● **WORK INSTRUCTIONS**
Can the data below be set down again exactly, line for line?

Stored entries
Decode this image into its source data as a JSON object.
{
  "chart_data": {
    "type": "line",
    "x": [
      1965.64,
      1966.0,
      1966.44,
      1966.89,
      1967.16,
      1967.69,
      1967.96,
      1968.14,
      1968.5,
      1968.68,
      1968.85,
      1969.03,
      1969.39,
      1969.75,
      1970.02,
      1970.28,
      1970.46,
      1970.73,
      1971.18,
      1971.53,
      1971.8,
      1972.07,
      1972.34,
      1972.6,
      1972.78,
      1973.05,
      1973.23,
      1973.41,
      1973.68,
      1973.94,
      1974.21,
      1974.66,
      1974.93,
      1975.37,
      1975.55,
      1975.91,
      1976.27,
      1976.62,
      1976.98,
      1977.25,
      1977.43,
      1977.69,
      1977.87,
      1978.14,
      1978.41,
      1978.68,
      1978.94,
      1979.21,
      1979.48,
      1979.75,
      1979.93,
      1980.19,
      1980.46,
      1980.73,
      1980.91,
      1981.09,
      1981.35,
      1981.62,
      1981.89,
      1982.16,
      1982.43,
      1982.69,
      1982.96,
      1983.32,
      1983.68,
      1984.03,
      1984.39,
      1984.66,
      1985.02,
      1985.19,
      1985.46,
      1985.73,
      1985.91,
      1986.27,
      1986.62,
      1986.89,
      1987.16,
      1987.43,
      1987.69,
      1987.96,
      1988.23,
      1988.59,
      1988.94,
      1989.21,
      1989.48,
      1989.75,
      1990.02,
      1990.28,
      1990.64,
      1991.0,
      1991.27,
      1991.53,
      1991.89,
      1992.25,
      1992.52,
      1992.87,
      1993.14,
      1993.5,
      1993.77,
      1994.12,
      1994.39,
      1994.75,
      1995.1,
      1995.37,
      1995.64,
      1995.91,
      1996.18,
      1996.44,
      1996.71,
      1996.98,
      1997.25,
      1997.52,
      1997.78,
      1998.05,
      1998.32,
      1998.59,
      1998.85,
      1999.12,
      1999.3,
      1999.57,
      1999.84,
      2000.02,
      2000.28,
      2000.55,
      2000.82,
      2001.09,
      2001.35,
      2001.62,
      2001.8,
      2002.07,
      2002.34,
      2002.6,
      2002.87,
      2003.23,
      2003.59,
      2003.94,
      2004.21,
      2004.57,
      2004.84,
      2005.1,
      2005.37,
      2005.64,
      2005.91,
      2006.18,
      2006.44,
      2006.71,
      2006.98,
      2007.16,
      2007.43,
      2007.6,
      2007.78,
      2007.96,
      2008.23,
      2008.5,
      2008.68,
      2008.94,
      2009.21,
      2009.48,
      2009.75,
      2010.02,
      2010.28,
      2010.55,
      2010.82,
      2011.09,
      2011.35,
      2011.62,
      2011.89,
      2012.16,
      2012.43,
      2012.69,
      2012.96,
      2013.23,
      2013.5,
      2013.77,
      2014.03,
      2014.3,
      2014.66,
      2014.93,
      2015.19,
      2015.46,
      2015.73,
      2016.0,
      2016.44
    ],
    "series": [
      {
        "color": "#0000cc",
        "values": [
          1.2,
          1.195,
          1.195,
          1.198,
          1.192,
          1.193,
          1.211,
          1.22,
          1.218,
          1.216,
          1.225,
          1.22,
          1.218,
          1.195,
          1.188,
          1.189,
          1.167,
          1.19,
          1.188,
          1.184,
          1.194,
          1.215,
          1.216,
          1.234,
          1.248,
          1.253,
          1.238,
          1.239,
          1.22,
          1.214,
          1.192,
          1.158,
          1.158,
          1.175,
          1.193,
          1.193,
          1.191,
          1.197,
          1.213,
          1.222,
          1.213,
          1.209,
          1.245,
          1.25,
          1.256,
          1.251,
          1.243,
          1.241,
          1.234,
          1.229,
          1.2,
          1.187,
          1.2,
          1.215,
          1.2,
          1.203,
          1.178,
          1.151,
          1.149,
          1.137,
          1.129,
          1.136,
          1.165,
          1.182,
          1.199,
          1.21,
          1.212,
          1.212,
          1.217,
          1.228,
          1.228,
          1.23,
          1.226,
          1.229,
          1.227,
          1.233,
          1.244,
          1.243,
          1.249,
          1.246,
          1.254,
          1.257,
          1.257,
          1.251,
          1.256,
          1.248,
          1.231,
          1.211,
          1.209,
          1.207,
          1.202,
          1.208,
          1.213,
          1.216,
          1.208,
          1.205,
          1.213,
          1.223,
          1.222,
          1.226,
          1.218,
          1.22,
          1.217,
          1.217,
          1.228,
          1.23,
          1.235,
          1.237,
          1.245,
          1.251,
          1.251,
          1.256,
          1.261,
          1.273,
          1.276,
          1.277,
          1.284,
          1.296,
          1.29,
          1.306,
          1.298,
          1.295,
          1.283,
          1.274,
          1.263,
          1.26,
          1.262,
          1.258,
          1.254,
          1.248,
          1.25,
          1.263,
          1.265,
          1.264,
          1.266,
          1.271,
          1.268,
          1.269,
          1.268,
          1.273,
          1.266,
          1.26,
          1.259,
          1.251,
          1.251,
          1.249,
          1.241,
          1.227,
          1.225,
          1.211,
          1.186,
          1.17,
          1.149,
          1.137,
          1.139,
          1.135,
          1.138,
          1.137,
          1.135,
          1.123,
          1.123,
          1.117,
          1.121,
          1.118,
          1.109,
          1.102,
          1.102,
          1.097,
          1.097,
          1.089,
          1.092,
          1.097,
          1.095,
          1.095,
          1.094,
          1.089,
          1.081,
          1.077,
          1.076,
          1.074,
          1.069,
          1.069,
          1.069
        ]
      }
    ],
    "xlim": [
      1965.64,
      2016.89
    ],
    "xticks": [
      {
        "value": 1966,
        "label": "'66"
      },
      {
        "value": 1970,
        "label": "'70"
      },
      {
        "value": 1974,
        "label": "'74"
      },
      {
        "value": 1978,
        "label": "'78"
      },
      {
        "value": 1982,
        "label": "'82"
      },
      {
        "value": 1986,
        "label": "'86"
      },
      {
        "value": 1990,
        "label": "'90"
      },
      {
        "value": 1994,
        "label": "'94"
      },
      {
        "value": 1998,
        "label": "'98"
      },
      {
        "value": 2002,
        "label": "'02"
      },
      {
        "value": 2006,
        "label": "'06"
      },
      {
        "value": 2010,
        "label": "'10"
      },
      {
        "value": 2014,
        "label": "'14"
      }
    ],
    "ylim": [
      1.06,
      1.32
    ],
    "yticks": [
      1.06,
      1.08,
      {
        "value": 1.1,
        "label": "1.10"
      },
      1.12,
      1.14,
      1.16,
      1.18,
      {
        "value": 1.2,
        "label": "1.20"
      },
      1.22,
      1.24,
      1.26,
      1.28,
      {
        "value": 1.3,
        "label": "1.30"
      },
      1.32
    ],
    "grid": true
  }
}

● **WORKED ANSWER**
Decode this image into its source data as a JSON object.
{
  "chart_data": {
    "type": "line",
    "x": [
      1965.64,
      1966.0,
      1966.44,
      1966.89,
      1967.16,
      1967.69,
      1967.96,
      1968.14,
      1968.5,
      1968.68,
      1968.85,
      1969.03,
      1969.39,
      1969.75,
      1970.02,
      1970.28,
      1970.46,
      1970.73,
      1971.18,
      1971.53,
      1971.8,
      1972.07,
      1972.34,
      1972.6,
      1972.78,
      1973.05,
      1973.23,
      1973.41,
      1973.68,
      1973.94,
      1974.21,
      1974.66,
      1974.93,
      1975.37,
      1975.55,
      1975.91,
      1976.27,
      1976.62,
      1976.98,
      1977.25,
      1977.43,
      1977.69,
      1977.87,
      1978.14,
      1978.41,
      1978.68,
      1978.94,
      1979.21,
      1979.48,
      1979.75,
      1979.93,
      1980.19,
      1980.46,
      1980.73,
      1980.91,
      1981.09,
      1981.35,
      1981.62,
      1981.89,
      1982.16,
      1982.43,
      1982.69,
      1982.96,
      1983.32,
      1983.68,
      1984.03,
      1984.39,
      1984.66,
      1985.02,
      1985.19,
      1985.46,
      1985.73,
      1985.91,
      1986.27,
      1986.62,
      1986.89,
      1987.16,
      1987.43,
      1987.69,
      1987.96,
      1988.23,
      1988.59,
      1988.94,
      1989.21,
      1989.48,
      1989.75,
      1990.02,
      1990.28,
      1990.64,
      1991.0,
      1991.27,
      1991.53,
      1991.89,
      1992.25,
      1992.52,
      1992.87,
      1993.14,
      1993.5,
      1993.77,
      1994.12,
      1994.39,
      1994.75,
      1995.1,
      1995.37,
      1995.64,
      1995.91,
      1996.18,
      1996.44,
      1996.71,
      1996.98,
      1997.25,
      1997.52,
      1997.78,
      1998.05,
      1998.32,
      1998.59,
      1998.85,
      1999.12,
      1999.3,
      1999.57,
      1999.84,
      2000.02,
      2000.28,
      2000.55,
      2000.82,
      2001.09,
      2001.35,
      2001.62,
      2001.8,
      2002.07,
      2002.34,
      2002.6,
      2002.87,
      2003.23,
      2003.59,
      2003.94,
      2004.21,
      2004.57,
      2004.84,
      2005.1,
      2005.37,
      2005.64,
      2005.91,
      2006.18,
      2006.44,
      2006.71,
      2006.98,
      2007.16,
      2007.43,
      2007.6,
      2007.78,
      2007.96,
      2008.23,
      2008.5,
      2008.68,
      2008.94,
      2009.21,
      2009.48,
      2009.75,
      2010.02,
      2010.28,
      2010.55,
      2010.82,
      2011.09,
      2011.35,
      2011.62,
      2011.89,
      2012.16,
      2012.43,
      2012.69,
      2012.96,
      2013.23,
      2013.5,
      2013.77,
      2014.03,
      2014.3,
      2014.66,
      2014.93,
      2015.19,
      2015.46,
      2015.73,
      2016.0,
      2016.44
    ],
    "series": [
      {
        "color": "#0000cc",
        "values": [
          1.2,
          1.195,
          1.195,
          1.198,
          1.192,
          1.193,
          1.211,
          1.22,
          1.218,
          1.216,
          1.225,
          1.22,
          1.218,
          1.195,
          1.188,
          1.189,
          1.167,
          1.19,
          1.188,
          1.184,
          1.194,
          1.215,
          1.216,
          1.234,
          1.248,
          1.253,
          1.238,
          1.239,
          1.22,
          1.214,
          1.192,
          1.158,
          1.158,
          1.175,
          1.193,
          1.193,
          1.191,
          1.197,
          1.213,
          1.222,
          1.213,
          1.209,
          1.245,
          1.25,
          1.256,
          1.251,
          1.243,
          1.241,
          1.234,
          1.229,
          1.2,
          1.187,
          1.2,
          1.215,
          1.2,
          1.203,
          1.178,
          1.151,
          1.149,
          1.137,
          1.129,
          1.136,
          1.165,
          1.182,
          1.199,
          1.21,
          1.212,
          1.212,
          1.217,
          1.228,
          1.228,
          1.23,
          1.226,
          1.229,
          1.227,
          1.233,
          1.244,
          1.243,
          1.249,
          1.246,
          1.254,
          1.257,
          1.257,
          1.251,
          1.256,
          1.248,
          1.231,
          1.211,
          1.209,
          1.207,
          1.202,
          1.208,
          1.213,
          1.216,
          1.208,
          1.205,
          1.213,
          1.223,
          1.222,
          1.226,
          1.218,
          1.22,
          1.217,
          1.217,
          1.228,
          1.23,
          1.235,
          1.237,
          1.245,
          1.251,
          1.251,
          1.256,
          1.261,
          1.273,
          1.276,
          1.277,
          1.284,
          1.296,
          1.29,
          1.306,
          1.298,
          1.295,
          1.283,
          1.274,
          1.263,
          1.26,
          1.262,
          1.258,
          1.254,
          1.248,
          1.25,
          1.263,
          1.265,
          1.264,
          1.266,
          1.271,
          1.268,
          1.269,
          1.268,
          1.273,
          1.266,
          1.26,
          1.259,
          1.251,
          1.251,
          1.249,
          1.241,
          1.227,
          1.225,
          1.211,
          1.186,
          1.17,
          1.149,
          1.137,
          1.139,
          1.135,
          1.138,
          1.137,
          1.135,
          1.123,
          1.123,
          1.117,
          1.121,
          1.118,
          1.109,
          1.102,
          1.102,
          1.097,
          1.097,
          1.089,
          1.092,
          1.097,
          1.095,
          1.095,
          1.094,
          1.089,
          1.081,
          1.077,
          1.076,
          1.074,
          1.069,
          1.069,
          1.069
        ]
      }
    ],
    "xlim": [
      1965.64,
      2016.89
    ],
    "xticks": [
      {
        "value": 1966,
        "label": "'66"
      },
      {
        "value": 1970,
        "label": "'70"
      },
      {
        "value": 1974,
        "label": "'74"
      },
      {
        "value": 1978,
        "label": "'78"
      },
      {
        "value": 1982,
        "label": "'82"
      },
      {
        "value": 1986,
        "label": "'86"
      },
      {
        "value": 1990,
        "label": "'90"
      },
      {
        "value": 1994,
        "label": "'94"
      },
      {
        "value": 1998,
        "label": "'98"
      },
      {
        "value": 2002,
        "label": "'02"
      },
      {
        "value": 2006,
        "label": "'06"
      },
      {
        "value": 2010,
        "label": "'10"
      },
      {
        "value": 2014,
        "label": "'14"
      }
    ],
    "ylim": [
      1.06,
      1.32
    ],
    "yticks": [
      1.06,
      1.08,
      {
        "value": 1.1,
        "label": "1.10"
      },
      1.12,
      1.14,
      1.16,
      1.18,
      {
        "value": 1.2,
        "label": "1.20"
      },
      1.22,
      1.24,
      1.26,
      1.28,
      {
        "value": 1.3,
        "label": "1.30"
      },
      1.32
    ],
    "grid": true
  }
}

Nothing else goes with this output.